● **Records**
BEGIN
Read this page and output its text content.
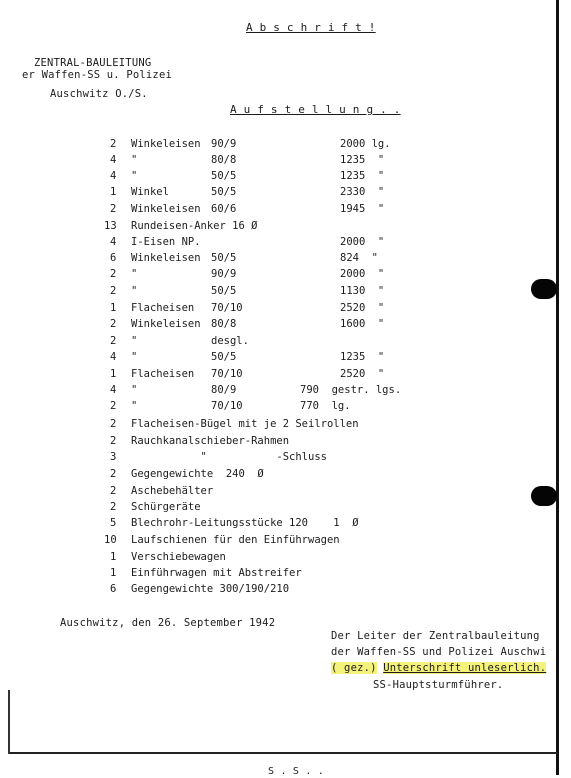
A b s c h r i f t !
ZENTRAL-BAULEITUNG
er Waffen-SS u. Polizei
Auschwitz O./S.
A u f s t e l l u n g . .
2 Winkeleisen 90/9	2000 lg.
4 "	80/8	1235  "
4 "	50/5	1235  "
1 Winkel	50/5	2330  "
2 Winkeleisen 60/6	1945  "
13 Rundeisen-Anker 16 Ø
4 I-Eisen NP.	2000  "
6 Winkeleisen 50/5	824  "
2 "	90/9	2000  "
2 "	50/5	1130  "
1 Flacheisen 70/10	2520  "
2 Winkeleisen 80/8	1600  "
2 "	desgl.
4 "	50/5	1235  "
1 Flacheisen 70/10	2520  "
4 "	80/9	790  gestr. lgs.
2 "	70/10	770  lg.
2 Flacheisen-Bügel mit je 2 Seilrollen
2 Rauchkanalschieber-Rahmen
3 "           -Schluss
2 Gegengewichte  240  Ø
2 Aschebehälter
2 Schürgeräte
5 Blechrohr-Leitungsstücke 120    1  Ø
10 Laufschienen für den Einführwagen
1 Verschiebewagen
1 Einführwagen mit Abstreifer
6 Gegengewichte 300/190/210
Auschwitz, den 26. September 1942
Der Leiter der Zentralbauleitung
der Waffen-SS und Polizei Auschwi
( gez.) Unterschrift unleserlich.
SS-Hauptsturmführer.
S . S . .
END
● **The request**
Restate the data above word for word. Skip every picture.

● **The result**
Read this page and output its text content.
A b s c h r i f t !
ZENTRAL-BAULEITUNG
er Waffen-SS u. Polizei
Auschwitz O./S.
A u f s t e l l u n g . .
2 Winkeleisen 90/9	2000 lg.
4 "	80/8	1235  "
4 "	50/5	1235  "
1 Winkel	50/5	2330  "
2 Winkeleisen 60/6	1945  "
13 Rundeisen-Anker 16 Ø
4 I-Eisen NP.	2000  "
6 Winkeleisen 50/5	824  "
2 "	90/9	2000  "
2 "	50/5	1130  "
1 Flacheisen 70/10	2520  "
2 Winkeleisen 80/8	1600  "
2 "	desgl.
4 "	50/5	1235  "
1 Flacheisen 70/10	2520  "
4 "	80/9	790  gestr. lgs.
2 "	70/10	770  lg.
2 Flacheisen-Bügel mit je 2 Seilrollen
2 Rauchkanalschieber-Rahmen
3 "           -Schluss
2 Gegengewichte  240  Ø
2 Aschebehälter
2 Schürgeräte
5 Blechrohr-Leitungsstücke 120    1  Ø
10 Laufschienen für den Einführwagen
1 Verschiebewagen
1 Einführwagen mit Abstreifer
6 Gegengewichte 300/190/210
Auschwitz, den 26. September 1942
Der Leiter der Zentralbauleitung
der Waffen-SS und Polizei Auschwi
( gez.) Unterschrift unleserlich.
SS-Hauptsturmführer.
S . S . .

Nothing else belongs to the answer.